*EXERCISE INSTRUCTIONS*
Return every line of the data below that contains the word "legend". Case matters.

*SUPPLIED MATERIAL*

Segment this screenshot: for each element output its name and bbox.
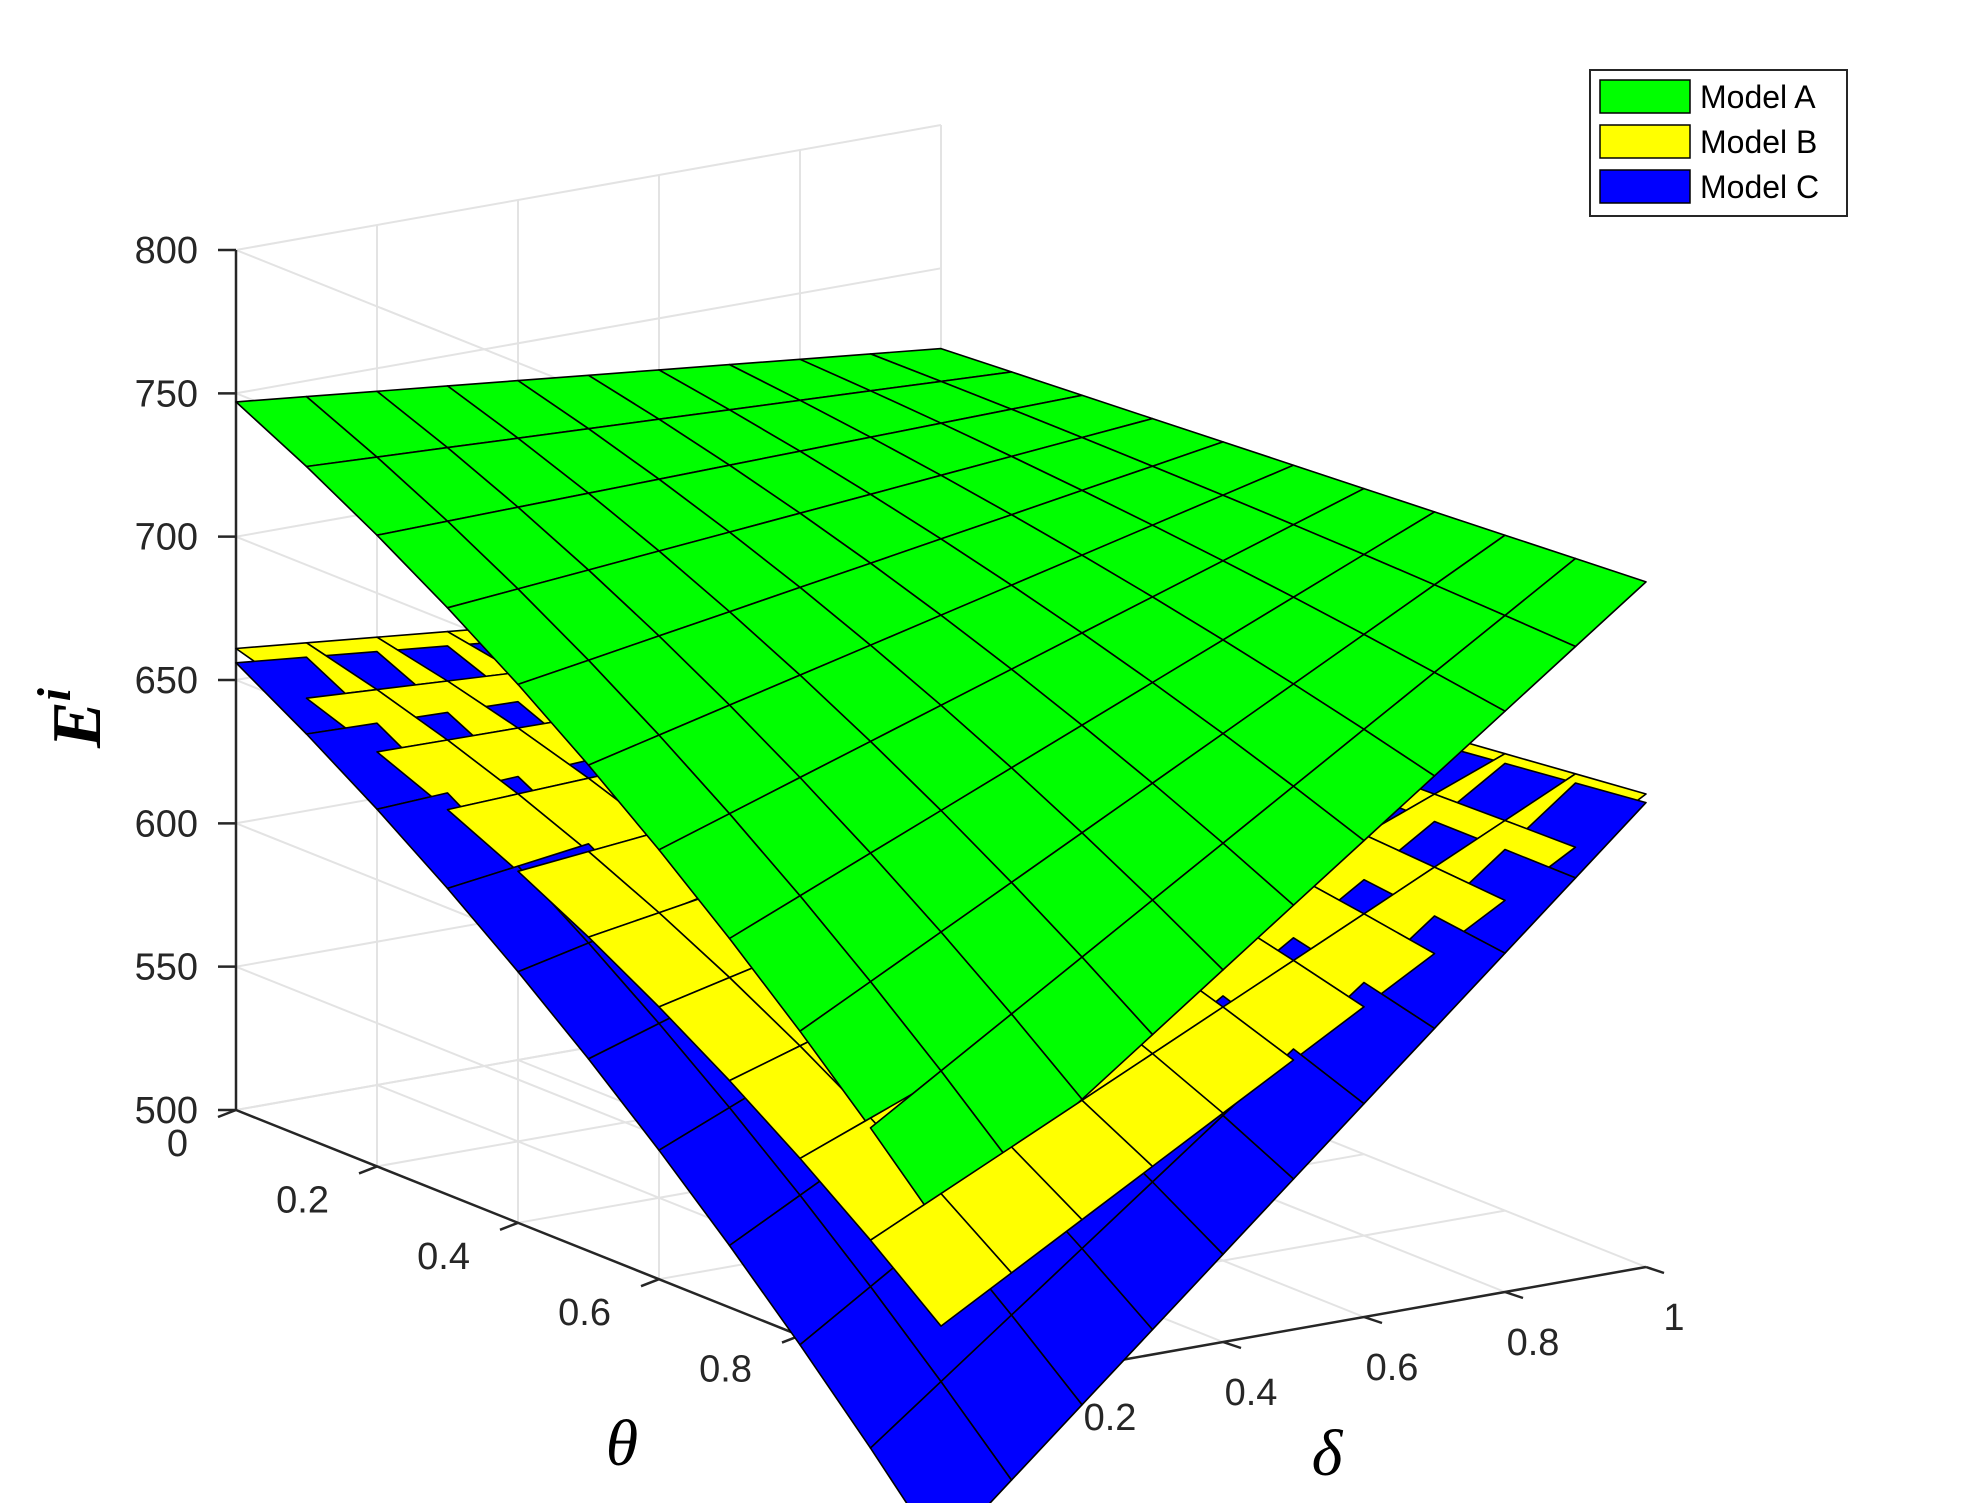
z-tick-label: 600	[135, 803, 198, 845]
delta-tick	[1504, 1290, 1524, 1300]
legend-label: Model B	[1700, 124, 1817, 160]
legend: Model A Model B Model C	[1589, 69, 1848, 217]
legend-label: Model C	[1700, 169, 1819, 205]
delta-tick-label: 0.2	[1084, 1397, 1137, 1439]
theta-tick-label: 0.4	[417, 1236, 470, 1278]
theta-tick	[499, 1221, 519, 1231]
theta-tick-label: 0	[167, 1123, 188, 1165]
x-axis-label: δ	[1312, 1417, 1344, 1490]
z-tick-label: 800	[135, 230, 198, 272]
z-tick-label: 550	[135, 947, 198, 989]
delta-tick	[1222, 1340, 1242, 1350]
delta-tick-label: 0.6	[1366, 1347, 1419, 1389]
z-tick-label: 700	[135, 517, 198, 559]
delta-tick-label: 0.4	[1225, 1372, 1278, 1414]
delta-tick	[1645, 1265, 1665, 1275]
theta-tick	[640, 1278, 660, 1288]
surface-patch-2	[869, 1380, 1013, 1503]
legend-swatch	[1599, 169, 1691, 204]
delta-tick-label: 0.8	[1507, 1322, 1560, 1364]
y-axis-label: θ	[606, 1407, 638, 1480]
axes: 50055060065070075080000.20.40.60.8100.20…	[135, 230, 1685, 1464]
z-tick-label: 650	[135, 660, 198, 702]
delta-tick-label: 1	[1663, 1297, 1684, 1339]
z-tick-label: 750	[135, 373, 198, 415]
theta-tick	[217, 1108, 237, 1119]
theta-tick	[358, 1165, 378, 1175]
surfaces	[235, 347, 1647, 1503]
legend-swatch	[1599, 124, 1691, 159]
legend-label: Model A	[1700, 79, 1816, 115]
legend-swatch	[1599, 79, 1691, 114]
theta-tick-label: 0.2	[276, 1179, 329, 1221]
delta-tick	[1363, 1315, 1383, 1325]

*FINAL ANSWER*
legend-label: Model B	[1700, 124, 1817, 160]
legend: Model A Model B Model C	[1589, 69, 1848, 217]
legend-label: Model C	[1700, 169, 1819, 205]
legend-swatch	[1599, 169, 1691, 204]
legend-swatch	[1599, 124, 1691, 159]
legend-label: Model A	[1700, 79, 1816, 115]
legend-swatch	[1599, 79, 1691, 114]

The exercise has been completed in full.